# Information supplied start

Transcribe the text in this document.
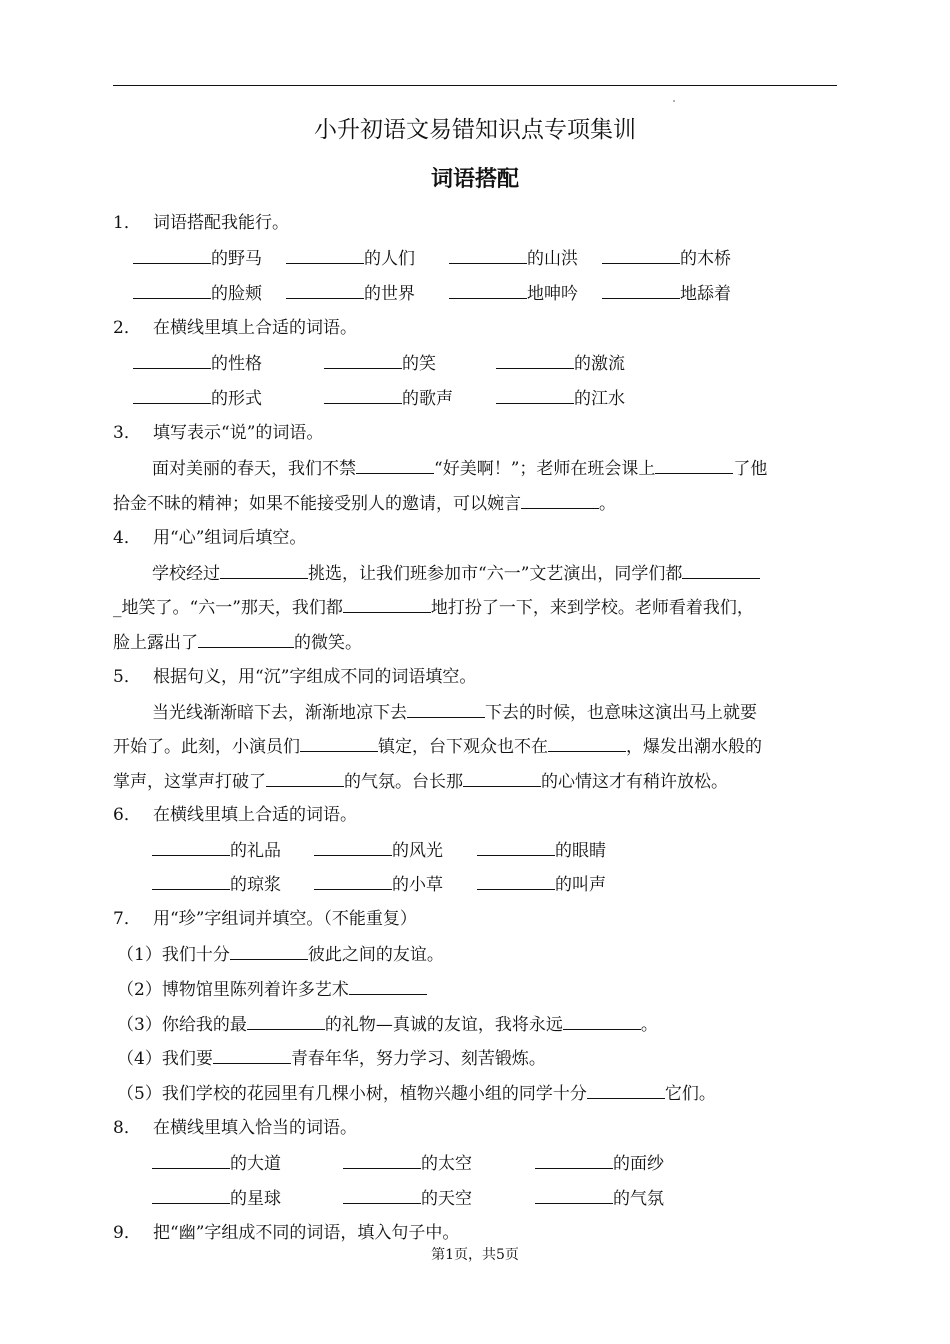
小升初语文易错知识点专项集训
词语搭配
1． 词语搭配我能行。
的野马	的人们	的山洪	的木桥
的脸颊	的世界	地呻吟	地舔着
2． 在横线里填上合适的词语。
的性格	的笑	的激流
的形式	的歌声	的江水
3． 填写表示“说”的词语。
面对美丽的春天，我们不禁	“好美啊！”；老师在班会课上	了他
拾金不昧的精神；如果不能接受别人的邀请，可以婉言	。
4． 用“心”组词后填空。
学校经过	挑选，让我们班参加市“六一”文艺演出，同学们都
_地笑了。“六一”那天，我们都	地打扮了一下，来到学校。老师看着我们，
脸上露出了	的微笑。
5． 根据句义，用“沉”字组成不同的词语填空。
当光线渐渐暗下去，渐渐地凉下去	下去的时候，也意味这演出马上就要
开始了。此刻，小演员们	镇定，台下观众也不在	，爆发出潮水般的
掌声，这掌声打破了	的气氛。台长那	的心情这才有稍许放松。
6． 在横线里填上合适的词语。
的礼品	的风光	的眼睛
的琼浆	的小草	的叫声
7． 用“珍”字组词并填空。（不能重复）
（1）我们十分	彼此之间的友谊。
（2）博物馆里陈列着许多艺术
（3）你给我的最	的礼物—真诚的友谊，我将永远	。
（4）我们要	青春年华，努力学习、刻苦锻炼。
（5）我们学校的花园里有几棵小树，植物兴趣小组的同学十分	它们。
8． 在横线里填入恰当的词语。
的大道	的太空	的面纱
的星球	的天空	的气氛
9． 把“幽”字组成不同的词语，填入句子中。
第1页，共5页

# Information supplied end

_What to produce_
Return each line exactly as written. Any picture gets left out.

_Correct response_
Transcribe the text in this document.
小升初语文易错知识点专项集训
词语搭配
1． 词语搭配我能行。
的野马	的人们	的山洪	的木桥
的脸颊	的世界	地呻吟	地舔着
2． 在横线里填上合适的词语。
的性格	的笑	的激流
的形式	的歌声	的江水
3． 填写表示“说”的词语。
面对美丽的春天，我们不禁	“好美啊！”；老师在班会课上	了他
拾金不昧的精神；如果不能接受别人的邀请，可以婉言	。
4． 用“心”组词后填空。
学校经过	挑选，让我们班参加市“六一”文艺演出，同学们都
_地笑了。“六一”那天，我们都	地打扮了一下，来到学校。老师看着我们，
脸上露出了	的微笑。
5． 根据句义，用“沉”字组成不同的词语填空。
当光线渐渐暗下去，渐渐地凉下去	下去的时候，也意味这演出马上就要
开始了。此刻，小演员们	镇定，台下观众也不在	，爆发出潮水般的
掌声，这掌声打破了	的气氛。台长那	的心情这才有稍许放松。
6． 在横线里填上合适的词语。
的礼品	的风光	的眼睛
的琼浆	的小草	的叫声
7． 用“珍”字组词并填空。（不能重复）
（1）我们十分	彼此之间的友谊。
（2）博物馆里陈列着许多艺术
（3）你给我的最	的礼物—真诚的友谊，我将永远	。
（4）我们要	青春年华，努力学习、刻苦锻炼。
（5）我们学校的花园里有几棵小树，植物兴趣小组的同学十分	它们。
8． 在横线里填入恰当的词语。
的大道	的太空	的面纱
的星球	的天空	的气氛
9． 把“幽”字组成不同的词语，填入句子中。
第1页，共5页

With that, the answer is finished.